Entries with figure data
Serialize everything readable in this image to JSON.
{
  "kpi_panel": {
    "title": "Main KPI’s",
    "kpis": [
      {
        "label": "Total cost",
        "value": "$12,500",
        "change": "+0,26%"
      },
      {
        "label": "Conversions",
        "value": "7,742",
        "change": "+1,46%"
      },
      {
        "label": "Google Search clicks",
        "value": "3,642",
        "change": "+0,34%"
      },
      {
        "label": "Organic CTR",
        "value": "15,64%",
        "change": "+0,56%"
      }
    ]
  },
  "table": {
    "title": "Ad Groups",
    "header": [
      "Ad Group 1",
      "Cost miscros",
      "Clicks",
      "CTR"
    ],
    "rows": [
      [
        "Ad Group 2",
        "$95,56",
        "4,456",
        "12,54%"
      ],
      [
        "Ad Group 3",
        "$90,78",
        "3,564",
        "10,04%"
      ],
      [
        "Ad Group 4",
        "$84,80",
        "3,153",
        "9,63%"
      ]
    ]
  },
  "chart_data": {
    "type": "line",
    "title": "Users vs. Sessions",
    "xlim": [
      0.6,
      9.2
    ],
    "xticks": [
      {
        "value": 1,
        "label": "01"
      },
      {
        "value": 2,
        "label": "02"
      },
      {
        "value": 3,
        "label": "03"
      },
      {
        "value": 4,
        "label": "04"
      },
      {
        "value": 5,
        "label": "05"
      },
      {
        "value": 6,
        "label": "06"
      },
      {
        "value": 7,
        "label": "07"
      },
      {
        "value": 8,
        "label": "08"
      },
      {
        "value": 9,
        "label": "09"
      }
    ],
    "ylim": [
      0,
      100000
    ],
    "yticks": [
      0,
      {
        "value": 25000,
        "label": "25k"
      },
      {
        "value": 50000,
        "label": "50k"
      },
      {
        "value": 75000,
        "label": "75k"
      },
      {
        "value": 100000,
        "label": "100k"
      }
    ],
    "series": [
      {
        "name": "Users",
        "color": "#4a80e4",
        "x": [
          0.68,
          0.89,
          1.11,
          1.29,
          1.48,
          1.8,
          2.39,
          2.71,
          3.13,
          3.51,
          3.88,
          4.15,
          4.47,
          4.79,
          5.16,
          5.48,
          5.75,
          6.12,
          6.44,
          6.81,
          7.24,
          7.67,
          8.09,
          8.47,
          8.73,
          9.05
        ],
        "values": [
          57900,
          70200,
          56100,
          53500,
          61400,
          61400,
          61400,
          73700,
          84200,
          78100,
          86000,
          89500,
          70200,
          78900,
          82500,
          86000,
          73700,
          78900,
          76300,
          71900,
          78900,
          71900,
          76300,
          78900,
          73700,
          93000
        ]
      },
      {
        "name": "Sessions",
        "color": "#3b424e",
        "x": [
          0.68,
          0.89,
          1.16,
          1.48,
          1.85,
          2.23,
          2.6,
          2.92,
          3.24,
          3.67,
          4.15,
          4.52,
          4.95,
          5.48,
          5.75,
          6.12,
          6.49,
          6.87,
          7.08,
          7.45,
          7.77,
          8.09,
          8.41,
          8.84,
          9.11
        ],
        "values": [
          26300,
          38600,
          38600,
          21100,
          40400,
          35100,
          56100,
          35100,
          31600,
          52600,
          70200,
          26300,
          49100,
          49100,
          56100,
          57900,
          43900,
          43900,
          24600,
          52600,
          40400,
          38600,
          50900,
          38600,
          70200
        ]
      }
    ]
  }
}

*Exercise objective*. Make an exact copy of the data above.

*Written response*.
Serialize everything readable in this image to JSON.
{
  "kpi_panel": {
    "title": "Main KPI’s",
    "kpis": [
      {
        "label": "Total cost",
        "value": "$12,500",
        "change": "+0,26%"
      },
      {
        "label": "Conversions",
        "value": "7,742",
        "change": "+1,46%"
      },
      {
        "label": "Google Search clicks",
        "value": "3,642",
        "change": "+0,34%"
      },
      {
        "label": "Organic CTR",
        "value": "15,64%",
        "change": "+0,56%"
      }
    ]
  },
  "table": {
    "title": "Ad Groups",
    "header": [
      "Ad Group 1",
      "Cost miscros",
      "Clicks",
      "CTR"
    ],
    "rows": [
      [
        "Ad Group 2",
        "$95,56",
        "4,456",
        "12,54%"
      ],
      [
        "Ad Group 3",
        "$90,78",
        "3,564",
        "10,04%"
      ],
      [
        "Ad Group 4",
        "$84,80",
        "3,153",
        "9,63%"
      ]
    ]
  },
  "chart_data": {
    "type": "line",
    "title": "Users vs. Sessions",
    "xlim": [
      0.6,
      9.2
    ],
    "xticks": [
      {
        "value": 1,
        "label": "01"
      },
      {
        "value": 2,
        "label": "02"
      },
      {
        "value": 3,
        "label": "03"
      },
      {
        "value": 4,
        "label": "04"
      },
      {
        "value": 5,
        "label": "05"
      },
      {
        "value": 6,
        "label": "06"
      },
      {
        "value": 7,
        "label": "07"
      },
      {
        "value": 8,
        "label": "08"
      },
      {
        "value": 9,
        "label": "09"
      }
    ],
    "ylim": [
      0,
      100000
    ],
    "yticks": [
      0,
      {
        "value": 25000,
        "label": "25k"
      },
      {
        "value": 50000,
        "label": "50k"
      },
      {
        "value": 75000,
        "label": "75k"
      },
      {
        "value": 100000,
        "label": "100k"
      }
    ],
    "series": [
      {
        "name": "Users",
        "color": "#4a80e4",
        "x": [
          0.68,
          0.89,
          1.11,
          1.29,
          1.48,
          1.8,
          2.39,
          2.71,
          3.13,
          3.51,
          3.88,
          4.15,
          4.47,
          4.79,
          5.16,
          5.48,
          5.75,
          6.12,
          6.44,
          6.81,
          7.24,
          7.67,
          8.09,
          8.47,
          8.73,
          9.05
        ],
        "values": [
          57900,
          70200,
          56100,
          53500,
          61400,
          61400,
          61400,
          73700,
          84200,
          78100,
          86000,
          89500,
          70200,
          78900,
          82500,
          86000,
          73700,
          78900,
          76300,
          71900,
          78900,
          71900,
          76300,
          78900,
          73700,
          93000
        ]
      },
      {
        "name": "Sessions",
        "color": "#3b424e",
        "x": [
          0.68,
          0.89,
          1.16,
          1.48,
          1.85,
          2.23,
          2.6,
          2.92,
          3.24,
          3.67,
          4.15,
          4.52,
          4.95,
          5.48,
          5.75,
          6.12,
          6.49,
          6.87,
          7.08,
          7.45,
          7.77,
          8.09,
          8.41,
          8.84,
          9.11
        ],
        "values": [
          26300,
          38600,
          38600,
          21100,
          40400,
          35100,
          56100,
          35100,
          31600,
          52600,
          70200,
          26300,
          49100,
          49100,
          56100,
          57900,
          43900,
          43900,
          24600,
          52600,
          40400,
          38600,
          50900,
          38600,
          70200
        ]
      }
    ]
  }
}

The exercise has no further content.